Exercise directions:
Write out the records beneath this line exactly as they appear, minus any images.

Provided entries:
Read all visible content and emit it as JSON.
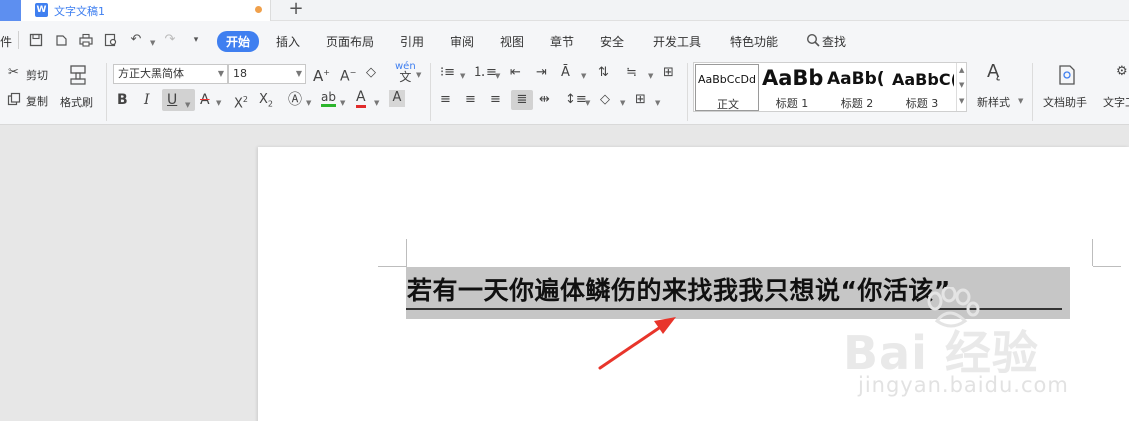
{
  "tabbar": {
    "doc_title": "文字文稿1",
    "doc_icon": "W",
    "new_tab": "+"
  },
  "menubar": {
    "file_partial": "件",
    "items": [
      "开始",
      "插入",
      "页面布局",
      "引用",
      "审阅",
      "视图",
      "章节",
      "安全",
      "开发工具",
      "特色功能"
    ],
    "search": "查找"
  },
  "ribbon": {
    "cut": "剪切",
    "copy": "复制",
    "format_painter": "格式刷",
    "font_name": "方正大黑简体",
    "font_size": "18",
    "styles": [
      {
        "preview": "AaBbCcDd",
        "name": "正文"
      },
      {
        "preview": "AaBb",
        "name": "标题 1"
      },
      {
        "preview": "AaBb(",
        "name": "标题 2"
      },
      {
        "preview": "AaBbC(",
        "name": "标题 3"
      }
    ],
    "new_style": "新样式",
    "doc_assistant": "文档助手",
    "text_tools_partial": "文字工"
  },
  "document": {
    "heading": "若有一天你遍体鳞伤的来找我我只想说“你活该”"
  },
  "watermark": {
    "main": "Bai 经验",
    "sub": "jingyan.baidu.com"
  },
  "colors": {
    "accent": "#3f7ff0",
    "selection": "#c6c6c6",
    "annotation_arrow": "#e8352b",
    "unsaved_dot": "#f0a04b"
  }
}
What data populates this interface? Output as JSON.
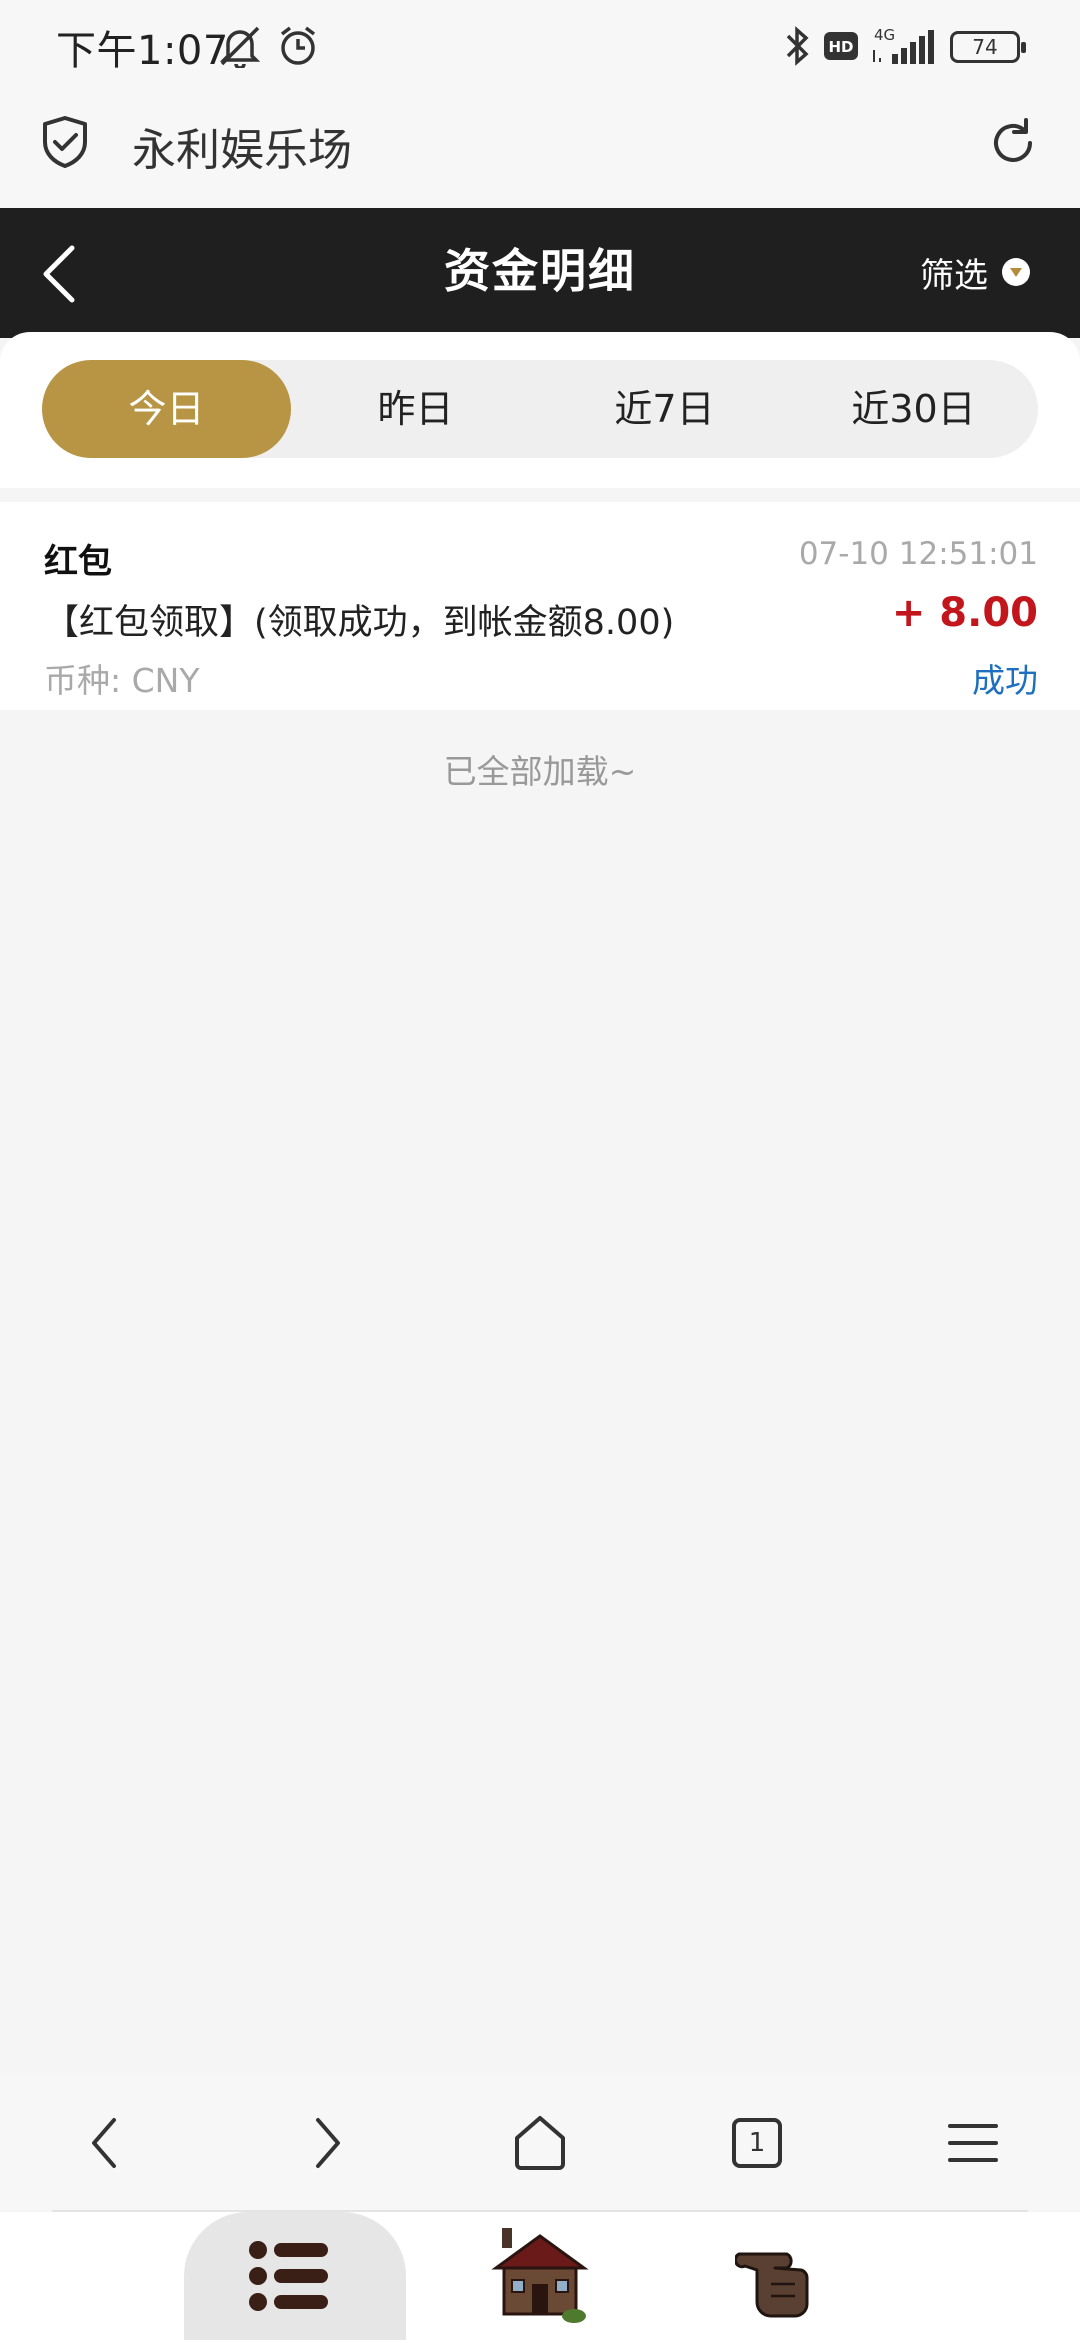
{
  "status_bar": {
    "time": "下午1:07",
    "network": "4G",
    "battery": "74",
    "icons": [
      "bell-muted-icon",
      "alarm-icon",
      "bluetooth-icon",
      "hd-icon",
      "signal-icon",
      "battery-icon"
    ]
  },
  "browser": {
    "site_title": "永利娱乐场",
    "tab_count": "1"
  },
  "header": {
    "title": "资金明细",
    "filter_label": "筛选"
  },
  "tabs": [
    {
      "label": "今日",
      "active": true
    },
    {
      "label": "昨日",
      "active": false
    },
    {
      "label": "近7日",
      "active": false
    },
    {
      "label": "近30日",
      "active": false
    }
  ],
  "records": [
    {
      "title": "红包",
      "time": "07-10 12:51:01",
      "description": "【红包领取】(领取成功，到帐金额8.00)",
      "amount": "+ 8.00",
      "currency": "币种: CNY",
      "status": "成功"
    }
  ],
  "list_end_text": "已全部加载~",
  "colors": {
    "header_bg": "#1f1f1f",
    "accent_gold": "#b89544",
    "amount_red": "#c3161c",
    "status_blue": "#1e6fbf"
  }
}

Exercise response:
Read all visible content and emit it as JSON.
{
  "tabbar": {
    "doc_title": "文字文稿1",
    "doc_icon": "W",
    "new_tab": "+"
  },
  "menubar": {
    "file_partial": "件",
    "items": [
      "开始",
      "插入",
      "页面布局",
      "引用",
      "审阅",
      "视图",
      "章节",
      "安全",
      "开发工具",
      "特色功能"
    ],
    "search": "查找"
  },
  "ribbon": {
    "cut": "剪切",
    "copy": "复制",
    "format_painter": "格式刷",
    "font_name": "方正大黑简体",
    "font_size": "18",
    "styles": [
      {
        "preview": "AaBbCcDd",
        "name": "正文"
      },
      {
        "preview": "AaBb",
        "name": "标题 1"
      },
      {
        "preview": "AaBb(",
        "name": "标题 2"
      },
      {
        "preview": "AaBbC(",
        "name": "标题 3"
      }
    ],
    "new_style": "新样式",
    "doc_assistant": "文档助手",
    "text_tools_partial": "文字工"
  },
  "document": {
    "heading": "若有一天你遍体鳞伤的来找我我只想说“你活该”"
  },
  "watermark": {
    "main": "Bai 经验",
    "sub": "jingyan.baidu.com"
  },
  "colors": {
    "accent": "#3f7ff0",
    "selection": "#c6c6c6",
    "annotation_arrow": "#e8352b",
    "unsaved_dot": "#f0a04b"
  }
}
What data populates this interface? Output as JSON.
{
  "status_bar": {
    "time": "下午1:07",
    "network": "4G",
    "battery": "74",
    "icons": [
      "bell-muted-icon",
      "alarm-icon",
      "bluetooth-icon",
      "hd-icon",
      "signal-icon",
      "battery-icon"
    ]
  },
  "browser": {
    "site_title": "永利娱乐场",
    "tab_count": "1"
  },
  "header": {
    "title": "资金明细",
    "filter_label": "筛选"
  },
  "tabs": [
    {
      "label": "今日",
      "active": true
    },
    {
      "label": "昨日",
      "active": false
    },
    {
      "label": "近7日",
      "active": false
    },
    {
      "label": "近30日",
      "active": false
    }
  ],
  "records": [
    {
      "title": "红包",
      "time": "07-10 12:51:01",
      "description": "【红包领取】(领取成功，到帐金额8.00)",
      "amount": "+ 8.00",
      "currency": "币种: CNY",
      "status": "成功"
    }
  ],
  "list_end_text": "已全部加载~",
  "colors": {
    "header_bg": "#1f1f1f",
    "accent_gold": "#b89544",
    "amount_red": "#c3161c",
    "status_blue": "#1e6fbf"
  }
}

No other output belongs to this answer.